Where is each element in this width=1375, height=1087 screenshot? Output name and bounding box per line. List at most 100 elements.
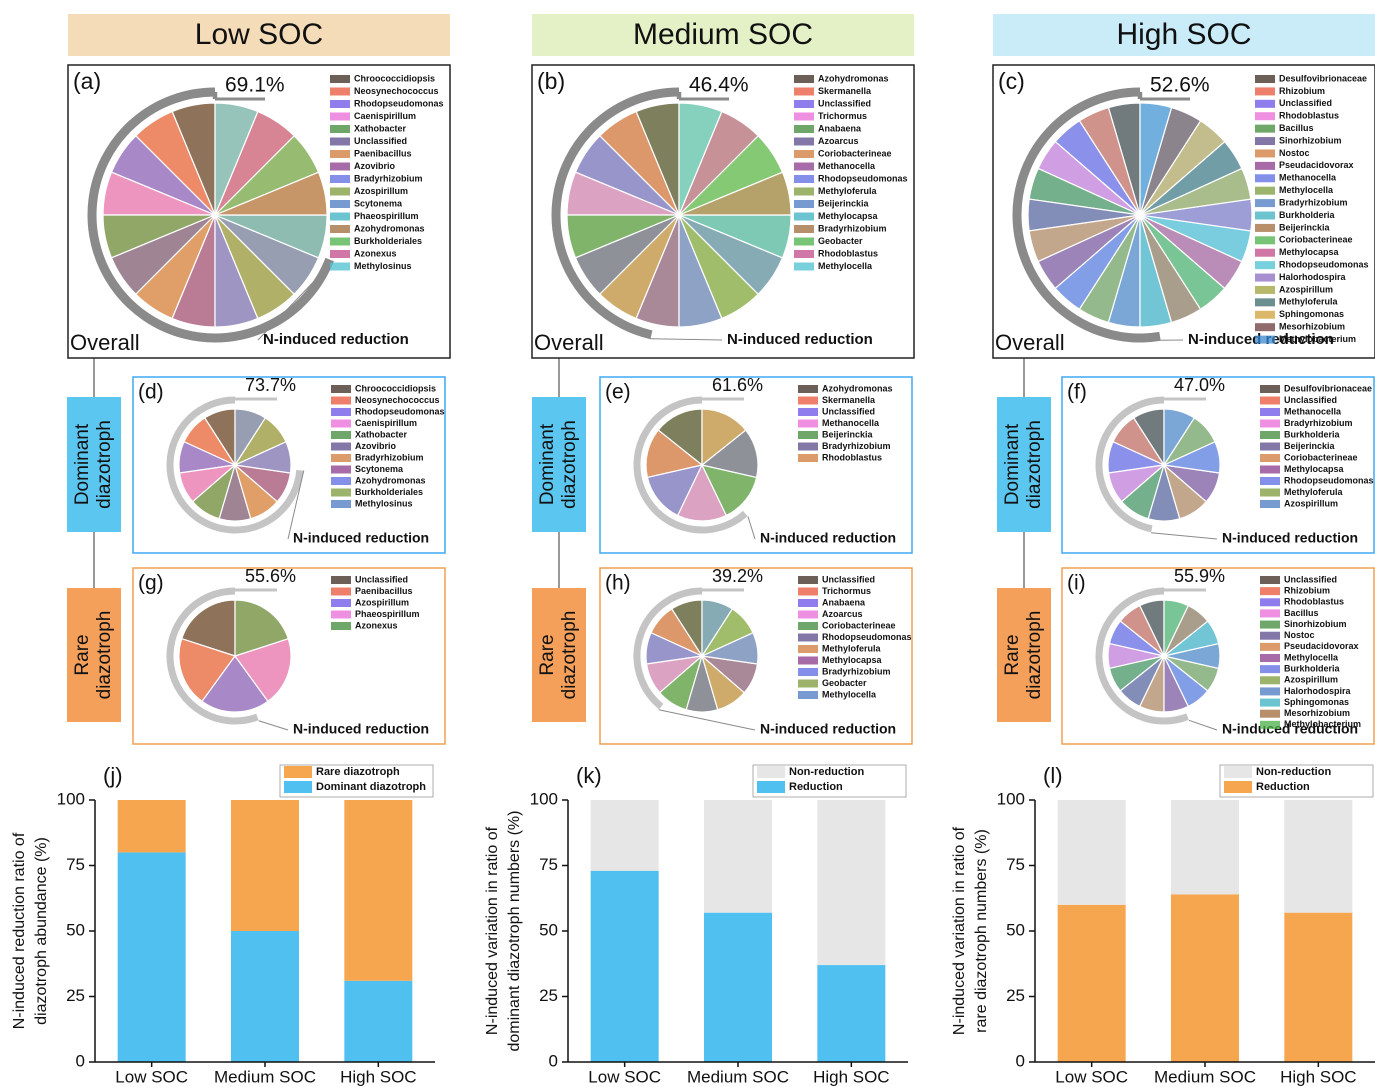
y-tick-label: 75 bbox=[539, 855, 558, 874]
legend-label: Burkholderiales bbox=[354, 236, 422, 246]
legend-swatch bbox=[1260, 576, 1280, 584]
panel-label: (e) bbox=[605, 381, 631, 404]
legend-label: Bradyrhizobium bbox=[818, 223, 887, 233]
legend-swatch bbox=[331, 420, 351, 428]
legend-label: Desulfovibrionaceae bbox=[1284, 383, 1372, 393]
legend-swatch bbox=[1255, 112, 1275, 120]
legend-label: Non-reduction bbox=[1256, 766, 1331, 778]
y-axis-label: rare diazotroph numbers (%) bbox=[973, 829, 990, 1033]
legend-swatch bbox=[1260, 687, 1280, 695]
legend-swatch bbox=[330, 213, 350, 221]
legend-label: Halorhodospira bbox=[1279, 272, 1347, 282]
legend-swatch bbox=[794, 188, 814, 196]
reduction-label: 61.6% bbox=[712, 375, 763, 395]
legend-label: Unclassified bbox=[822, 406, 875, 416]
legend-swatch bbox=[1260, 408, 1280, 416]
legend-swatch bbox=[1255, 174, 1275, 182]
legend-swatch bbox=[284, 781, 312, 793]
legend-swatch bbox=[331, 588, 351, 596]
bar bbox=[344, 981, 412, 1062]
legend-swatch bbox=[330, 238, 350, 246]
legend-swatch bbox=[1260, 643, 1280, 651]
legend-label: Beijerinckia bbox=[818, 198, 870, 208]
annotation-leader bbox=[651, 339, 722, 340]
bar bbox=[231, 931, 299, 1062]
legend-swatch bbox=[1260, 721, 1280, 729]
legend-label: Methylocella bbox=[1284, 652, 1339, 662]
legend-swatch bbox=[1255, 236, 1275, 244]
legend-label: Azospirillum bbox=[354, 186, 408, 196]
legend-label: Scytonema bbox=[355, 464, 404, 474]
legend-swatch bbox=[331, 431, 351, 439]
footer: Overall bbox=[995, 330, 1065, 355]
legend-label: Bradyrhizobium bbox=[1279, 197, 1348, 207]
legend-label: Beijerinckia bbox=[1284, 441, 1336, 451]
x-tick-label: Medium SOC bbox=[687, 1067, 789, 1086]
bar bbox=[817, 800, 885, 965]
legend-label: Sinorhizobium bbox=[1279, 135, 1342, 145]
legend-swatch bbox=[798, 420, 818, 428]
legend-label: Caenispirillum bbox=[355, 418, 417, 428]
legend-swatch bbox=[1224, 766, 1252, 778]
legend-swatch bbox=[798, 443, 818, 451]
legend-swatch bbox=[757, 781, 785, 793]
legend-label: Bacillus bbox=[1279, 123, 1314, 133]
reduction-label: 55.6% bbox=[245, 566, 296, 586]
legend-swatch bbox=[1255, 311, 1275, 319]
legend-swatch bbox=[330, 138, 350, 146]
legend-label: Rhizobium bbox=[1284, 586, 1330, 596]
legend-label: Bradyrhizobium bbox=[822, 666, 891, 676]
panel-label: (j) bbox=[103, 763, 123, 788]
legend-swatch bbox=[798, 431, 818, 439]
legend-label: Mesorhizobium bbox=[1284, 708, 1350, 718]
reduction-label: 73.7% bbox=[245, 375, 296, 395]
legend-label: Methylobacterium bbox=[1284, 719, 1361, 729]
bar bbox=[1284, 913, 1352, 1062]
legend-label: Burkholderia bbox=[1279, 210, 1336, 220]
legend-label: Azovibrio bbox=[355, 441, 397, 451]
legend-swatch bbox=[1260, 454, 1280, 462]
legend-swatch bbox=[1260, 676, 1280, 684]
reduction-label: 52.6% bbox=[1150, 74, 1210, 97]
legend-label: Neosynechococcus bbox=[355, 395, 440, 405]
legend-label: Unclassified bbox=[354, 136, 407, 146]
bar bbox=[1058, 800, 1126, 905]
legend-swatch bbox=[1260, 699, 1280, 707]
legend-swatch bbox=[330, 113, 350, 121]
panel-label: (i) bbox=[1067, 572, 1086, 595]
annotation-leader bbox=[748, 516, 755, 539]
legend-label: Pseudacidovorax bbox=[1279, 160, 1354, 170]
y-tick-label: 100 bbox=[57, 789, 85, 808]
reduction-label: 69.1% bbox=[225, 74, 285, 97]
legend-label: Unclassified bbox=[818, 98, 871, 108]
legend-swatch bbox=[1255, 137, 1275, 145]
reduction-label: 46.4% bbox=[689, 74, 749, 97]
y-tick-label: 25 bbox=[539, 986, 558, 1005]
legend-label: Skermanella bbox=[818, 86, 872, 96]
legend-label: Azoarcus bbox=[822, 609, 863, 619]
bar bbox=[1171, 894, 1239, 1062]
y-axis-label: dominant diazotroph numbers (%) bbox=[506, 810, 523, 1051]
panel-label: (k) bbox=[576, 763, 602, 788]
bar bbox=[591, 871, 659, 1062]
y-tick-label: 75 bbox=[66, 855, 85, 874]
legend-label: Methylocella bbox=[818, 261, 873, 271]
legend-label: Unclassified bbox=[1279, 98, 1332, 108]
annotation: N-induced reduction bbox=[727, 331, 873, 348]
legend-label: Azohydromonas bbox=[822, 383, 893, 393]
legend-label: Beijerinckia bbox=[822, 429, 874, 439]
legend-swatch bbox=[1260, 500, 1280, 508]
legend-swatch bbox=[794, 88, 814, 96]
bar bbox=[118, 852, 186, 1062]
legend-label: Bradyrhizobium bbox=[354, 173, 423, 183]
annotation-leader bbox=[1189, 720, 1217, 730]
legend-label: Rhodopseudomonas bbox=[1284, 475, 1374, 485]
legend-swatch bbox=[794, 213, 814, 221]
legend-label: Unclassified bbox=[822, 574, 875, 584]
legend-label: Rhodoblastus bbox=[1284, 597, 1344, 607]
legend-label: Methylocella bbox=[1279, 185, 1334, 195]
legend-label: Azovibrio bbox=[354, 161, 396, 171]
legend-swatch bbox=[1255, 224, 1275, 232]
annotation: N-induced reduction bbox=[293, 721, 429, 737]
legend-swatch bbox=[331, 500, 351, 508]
────────────────────
Problem details: Lines holding "axis" in the data above: copy each of them.

Exercise result:
y-axis-label: rare diazotroph numbers (%) bbox=[973, 829, 990, 1033]
y-axis-label: dominant diazotroph numbers (%) bbox=[506, 810, 523, 1051]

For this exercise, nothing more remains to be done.